Reproduce each line of the listing exactly.

[Lines of data]
****************

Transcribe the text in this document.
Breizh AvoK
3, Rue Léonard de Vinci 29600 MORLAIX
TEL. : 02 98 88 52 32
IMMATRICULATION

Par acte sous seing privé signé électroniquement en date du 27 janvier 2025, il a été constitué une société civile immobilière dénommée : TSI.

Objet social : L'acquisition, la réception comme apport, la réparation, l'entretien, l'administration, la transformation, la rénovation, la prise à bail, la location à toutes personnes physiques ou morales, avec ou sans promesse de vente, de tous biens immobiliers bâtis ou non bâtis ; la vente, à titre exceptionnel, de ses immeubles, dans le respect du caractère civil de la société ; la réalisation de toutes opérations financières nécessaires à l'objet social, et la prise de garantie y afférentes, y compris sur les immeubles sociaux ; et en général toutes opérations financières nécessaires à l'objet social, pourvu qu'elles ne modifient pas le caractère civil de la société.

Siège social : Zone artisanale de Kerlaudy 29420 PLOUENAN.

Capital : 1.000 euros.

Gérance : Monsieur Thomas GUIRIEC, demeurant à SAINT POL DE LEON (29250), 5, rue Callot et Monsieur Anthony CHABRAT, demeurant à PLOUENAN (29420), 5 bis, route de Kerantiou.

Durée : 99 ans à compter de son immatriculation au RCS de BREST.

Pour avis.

****************

▸ Response to the task:
Transcribe the text in this document.
Breizh AvoK
3, Rue Léonard de Vinci 29600 MORLAIX
TEL. : 02 98 88 52 32
IMMATRICULATION

Par acte sous seing privé signé électroniquement en date du 27 janvier 2025, il a été constitué une société civile immobilière dénommée : TSI.

Objet social : L'acquisition, la réception comme apport, la réparation, l'entretien, l'administration, la transformation, la rénovation, la prise à bail, la location à toutes personnes physiques ou morales, avec ou sans promesse de vente, de tous biens immobiliers bâtis ou non bâtis ; la vente, à titre exceptionnel, de ses immeubles, dans le respect du caractère civil de la société ; la réalisation de toutes opérations financières nécessaires à l'objet social, et la prise de garantie y afférentes, y compris sur les immeubles sociaux ; et en général toutes opérations financières nécessaires à l'objet social, pourvu qu'elles ne modifient pas le caractère civil de la société.

Siège social : Zone artisanale de Kerlaudy 29420 PLOUENAN.

Capital : 1.000 euros.

Gérance : Monsieur Thomas GUIRIEC, demeurant à SAINT POL DE LEON (29250), 5, rue Callot et Monsieur Anthony CHABRAT, demeurant à PLOUENAN (29420), 5 bis, route de Kerantiou.

Durée : 99 ans à compter de son immatriculation au RCS de BREST.

Pour avis.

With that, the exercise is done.